Dataset items
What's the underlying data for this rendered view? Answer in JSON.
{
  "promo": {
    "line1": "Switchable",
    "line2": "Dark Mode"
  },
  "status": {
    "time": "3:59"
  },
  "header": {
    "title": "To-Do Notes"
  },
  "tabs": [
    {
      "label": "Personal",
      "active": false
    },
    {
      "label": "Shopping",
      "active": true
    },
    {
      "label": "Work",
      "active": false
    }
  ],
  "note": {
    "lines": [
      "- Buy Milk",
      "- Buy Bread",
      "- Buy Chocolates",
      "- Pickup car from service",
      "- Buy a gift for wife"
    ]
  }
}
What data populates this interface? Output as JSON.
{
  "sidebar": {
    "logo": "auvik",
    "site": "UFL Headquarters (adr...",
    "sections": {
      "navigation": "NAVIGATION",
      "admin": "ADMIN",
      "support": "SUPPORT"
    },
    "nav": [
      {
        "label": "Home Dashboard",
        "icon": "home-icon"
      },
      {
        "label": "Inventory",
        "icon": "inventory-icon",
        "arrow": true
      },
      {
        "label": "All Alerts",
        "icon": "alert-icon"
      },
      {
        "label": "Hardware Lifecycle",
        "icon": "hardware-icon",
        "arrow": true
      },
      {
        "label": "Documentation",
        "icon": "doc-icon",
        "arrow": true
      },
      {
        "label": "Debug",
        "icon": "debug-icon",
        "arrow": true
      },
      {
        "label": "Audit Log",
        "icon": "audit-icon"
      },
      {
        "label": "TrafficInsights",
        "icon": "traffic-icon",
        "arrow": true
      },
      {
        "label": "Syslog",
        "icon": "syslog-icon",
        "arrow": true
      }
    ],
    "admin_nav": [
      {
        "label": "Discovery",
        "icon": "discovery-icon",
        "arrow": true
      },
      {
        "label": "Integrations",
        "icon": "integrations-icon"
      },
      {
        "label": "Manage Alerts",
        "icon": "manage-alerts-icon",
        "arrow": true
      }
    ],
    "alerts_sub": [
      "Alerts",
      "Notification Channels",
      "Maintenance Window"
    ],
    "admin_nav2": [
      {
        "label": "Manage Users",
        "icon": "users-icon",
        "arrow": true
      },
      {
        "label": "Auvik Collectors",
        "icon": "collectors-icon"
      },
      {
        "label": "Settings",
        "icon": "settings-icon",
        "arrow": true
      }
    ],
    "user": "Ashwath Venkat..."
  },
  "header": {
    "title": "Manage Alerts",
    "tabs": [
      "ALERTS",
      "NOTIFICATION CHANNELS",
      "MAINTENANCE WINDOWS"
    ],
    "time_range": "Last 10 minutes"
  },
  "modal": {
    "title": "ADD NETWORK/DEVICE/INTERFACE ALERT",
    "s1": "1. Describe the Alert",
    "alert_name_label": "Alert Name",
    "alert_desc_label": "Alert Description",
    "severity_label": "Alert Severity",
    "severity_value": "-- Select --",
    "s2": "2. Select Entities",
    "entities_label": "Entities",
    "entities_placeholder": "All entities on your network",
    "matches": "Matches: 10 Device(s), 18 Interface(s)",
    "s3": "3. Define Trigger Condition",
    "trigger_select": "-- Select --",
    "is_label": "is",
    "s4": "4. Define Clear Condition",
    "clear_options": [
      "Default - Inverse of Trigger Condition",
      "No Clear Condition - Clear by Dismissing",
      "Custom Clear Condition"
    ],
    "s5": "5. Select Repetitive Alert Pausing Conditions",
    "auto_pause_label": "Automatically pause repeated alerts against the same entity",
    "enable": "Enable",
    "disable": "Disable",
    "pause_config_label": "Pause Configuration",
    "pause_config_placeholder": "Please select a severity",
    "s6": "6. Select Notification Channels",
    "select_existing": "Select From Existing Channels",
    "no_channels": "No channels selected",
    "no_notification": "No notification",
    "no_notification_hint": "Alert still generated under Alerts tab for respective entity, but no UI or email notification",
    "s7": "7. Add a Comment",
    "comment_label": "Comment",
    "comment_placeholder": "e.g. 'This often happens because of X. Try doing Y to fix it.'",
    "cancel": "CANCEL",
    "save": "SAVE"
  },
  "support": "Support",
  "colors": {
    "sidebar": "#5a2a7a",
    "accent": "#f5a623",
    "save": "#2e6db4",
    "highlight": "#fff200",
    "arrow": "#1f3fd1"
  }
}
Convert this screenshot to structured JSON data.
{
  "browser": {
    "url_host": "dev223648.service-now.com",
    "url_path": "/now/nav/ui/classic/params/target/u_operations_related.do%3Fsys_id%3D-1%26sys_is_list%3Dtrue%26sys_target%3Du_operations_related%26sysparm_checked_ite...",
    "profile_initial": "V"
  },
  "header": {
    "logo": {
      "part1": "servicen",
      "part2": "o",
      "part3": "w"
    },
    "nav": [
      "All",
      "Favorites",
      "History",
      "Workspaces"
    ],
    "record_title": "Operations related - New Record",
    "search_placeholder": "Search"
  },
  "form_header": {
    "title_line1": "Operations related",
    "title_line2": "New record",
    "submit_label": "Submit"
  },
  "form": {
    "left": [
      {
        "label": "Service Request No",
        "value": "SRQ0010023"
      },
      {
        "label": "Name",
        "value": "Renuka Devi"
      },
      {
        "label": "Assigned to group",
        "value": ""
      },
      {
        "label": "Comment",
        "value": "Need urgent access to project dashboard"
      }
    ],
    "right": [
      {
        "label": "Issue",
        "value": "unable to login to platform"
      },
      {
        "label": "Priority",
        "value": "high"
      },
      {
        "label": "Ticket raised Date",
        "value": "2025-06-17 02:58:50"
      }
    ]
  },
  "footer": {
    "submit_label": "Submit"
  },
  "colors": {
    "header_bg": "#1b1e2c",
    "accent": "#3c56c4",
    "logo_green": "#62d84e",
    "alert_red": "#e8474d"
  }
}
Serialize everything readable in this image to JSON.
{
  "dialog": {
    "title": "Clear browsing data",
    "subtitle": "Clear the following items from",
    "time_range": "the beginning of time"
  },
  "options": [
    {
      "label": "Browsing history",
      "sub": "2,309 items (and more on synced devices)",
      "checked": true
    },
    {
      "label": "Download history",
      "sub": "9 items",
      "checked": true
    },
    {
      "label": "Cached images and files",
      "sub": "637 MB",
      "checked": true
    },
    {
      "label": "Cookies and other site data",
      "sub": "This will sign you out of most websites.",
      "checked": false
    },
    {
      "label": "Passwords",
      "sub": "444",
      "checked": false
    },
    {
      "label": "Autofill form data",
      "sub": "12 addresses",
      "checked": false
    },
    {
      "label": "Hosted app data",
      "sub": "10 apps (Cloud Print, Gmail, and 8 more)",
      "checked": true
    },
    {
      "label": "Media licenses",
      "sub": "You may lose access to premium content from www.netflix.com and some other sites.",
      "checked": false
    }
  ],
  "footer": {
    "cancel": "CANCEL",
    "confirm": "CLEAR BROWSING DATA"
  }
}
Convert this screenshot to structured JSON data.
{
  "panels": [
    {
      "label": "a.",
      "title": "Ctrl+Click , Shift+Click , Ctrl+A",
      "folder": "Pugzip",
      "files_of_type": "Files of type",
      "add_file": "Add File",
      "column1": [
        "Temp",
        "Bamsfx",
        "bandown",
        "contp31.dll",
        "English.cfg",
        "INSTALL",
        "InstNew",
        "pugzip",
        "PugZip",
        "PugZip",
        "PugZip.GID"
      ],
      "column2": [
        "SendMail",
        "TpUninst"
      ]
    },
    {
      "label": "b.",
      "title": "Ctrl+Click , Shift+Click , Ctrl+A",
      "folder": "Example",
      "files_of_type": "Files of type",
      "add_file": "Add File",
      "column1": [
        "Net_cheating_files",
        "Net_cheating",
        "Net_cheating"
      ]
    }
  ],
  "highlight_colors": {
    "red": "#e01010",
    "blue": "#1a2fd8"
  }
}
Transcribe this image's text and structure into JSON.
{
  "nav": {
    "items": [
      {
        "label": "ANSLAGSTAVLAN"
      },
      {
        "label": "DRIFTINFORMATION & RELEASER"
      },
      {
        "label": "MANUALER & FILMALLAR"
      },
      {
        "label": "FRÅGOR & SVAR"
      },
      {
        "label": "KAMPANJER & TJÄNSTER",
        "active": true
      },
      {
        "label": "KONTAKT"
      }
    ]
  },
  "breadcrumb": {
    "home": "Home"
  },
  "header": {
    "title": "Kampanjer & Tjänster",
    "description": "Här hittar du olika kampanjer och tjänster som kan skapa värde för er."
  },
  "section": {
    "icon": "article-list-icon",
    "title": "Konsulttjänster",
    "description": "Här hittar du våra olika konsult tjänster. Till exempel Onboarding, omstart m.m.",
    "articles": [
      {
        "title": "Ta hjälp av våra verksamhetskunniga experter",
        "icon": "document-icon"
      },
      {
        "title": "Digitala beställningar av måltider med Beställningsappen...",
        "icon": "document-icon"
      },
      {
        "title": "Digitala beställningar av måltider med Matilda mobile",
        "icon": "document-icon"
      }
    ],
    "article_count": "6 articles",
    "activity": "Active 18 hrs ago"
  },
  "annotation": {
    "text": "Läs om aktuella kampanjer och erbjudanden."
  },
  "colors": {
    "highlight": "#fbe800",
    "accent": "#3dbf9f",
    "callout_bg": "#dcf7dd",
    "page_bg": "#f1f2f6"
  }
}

→ TO BE DONE:
Pull every line containing the word "more" out of the entries above.

→ RESPONSE:
      "sub": "2,309 items (and more on synced devices)",
      "sub": "10 apps (Cloud Print, Gmail, and 8 more)",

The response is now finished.